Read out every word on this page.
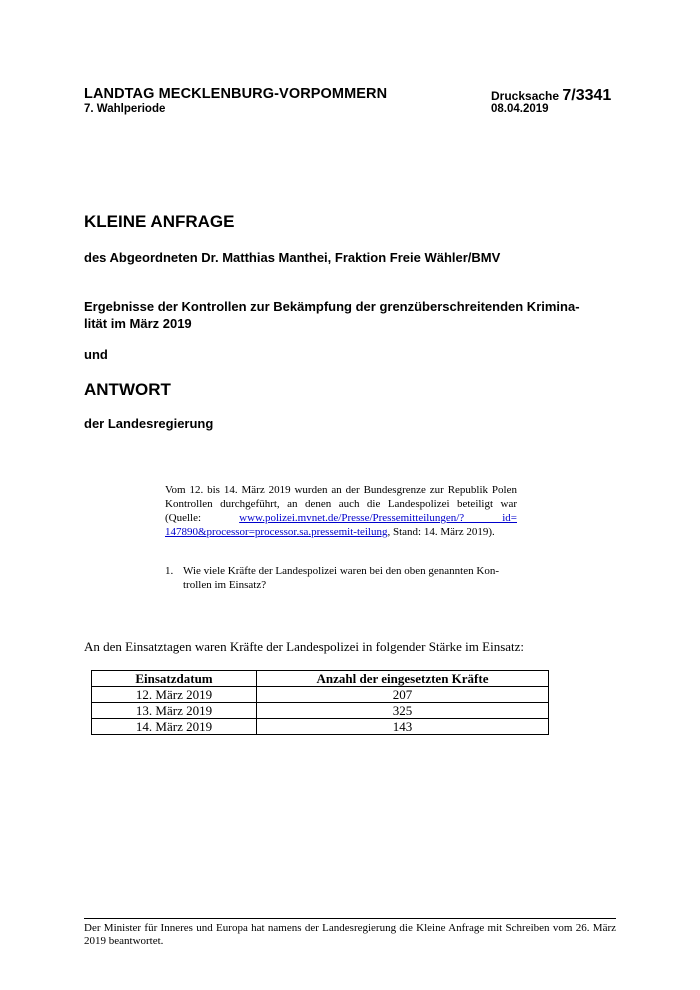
LANDTAG MECKLENBURG-VORPOMMERN
7. Wahlperiode
Drucksache 7/3341
08.04.2019
KLEINE ANFRAGE
des Abgeordneten Dr. Matthias Manthei, Fraktion Freie Wähler/BMV
Ergebnisse der Kontrollen zur Bekämpfung der grenzüberschreitenden Krimina-
lität im März 2019
und
ANTWORT
der Landesregierung
Vom 12. bis 14. März 2019 wurden an der Bundesgrenze zur Republik Polen Kontrollen durchgeführt, an denen auch die Landespolizei beteiligt war (Quelle: www.polizei.mvnet.de/Presse/Pressemitteilungen/? id= 147890&processor=processor.sa.pressemit-teilung, Stand: 14. März 2019).
1. Wie viele Kräfte der Landespolizei waren bei den oben genannten Kon-
trollen im Einsatz?
An den Einsatztagen waren Kräfte der Landespolizei in folgender Stärke im Einsatz:
Einsatzdatum	Anzahl der eingesetzten Kräfte
12. März 2019	207
13. März 2019	325
14. März 2019	143
Der Minister für Inneres und Europa hat namens der Landesregierung die Kleine Anfrage mit Schreiben vom 26. März 2019 beantwortet.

- - - -

* [Exercise description]:
Pictures don't belong in the copy. Transcribe every record exactly as it appears.

* [Correct response]:
Read out every word on this page.
LANDTAG MECKLENBURG-VORPOMMERN
7. Wahlperiode
Drucksache 7/3341
08.04.2019
KLEINE ANFRAGE
des Abgeordneten Dr. Matthias Manthei, Fraktion Freie Wähler/BMV
Ergebnisse der Kontrollen zur Bekämpfung der grenzüberschreitenden Krimina-
lität im März 2019
und
ANTWORT
der Landesregierung
Vom 12. bis 14. März 2019 wurden an der Bundesgrenze zur Republik Polen Kontrollen durchgeführt, an denen auch die Landespolizei beteiligt war (Quelle: www.polizei.mvnet.de/Presse/Pressemitteilungen/? id= 147890&processor=processor.sa.pressemit-teilung, Stand: 14. März 2019).
1. Wie viele Kräfte der Landespolizei waren bei den oben genannten Kon-
trollen im Einsatz?
An den Einsatztagen waren Kräfte der Landespolizei in folgender Stärke im Einsatz:
Einsatzdatum	Anzahl der eingesetzten Kräfte
12. März 2019	207
13. März 2019	325
14. März 2019	143
Der Minister für Inneres und Europa hat namens der Landesregierung die Kleine Anfrage mit Schreiben vom 26. März 2019 beantwortet.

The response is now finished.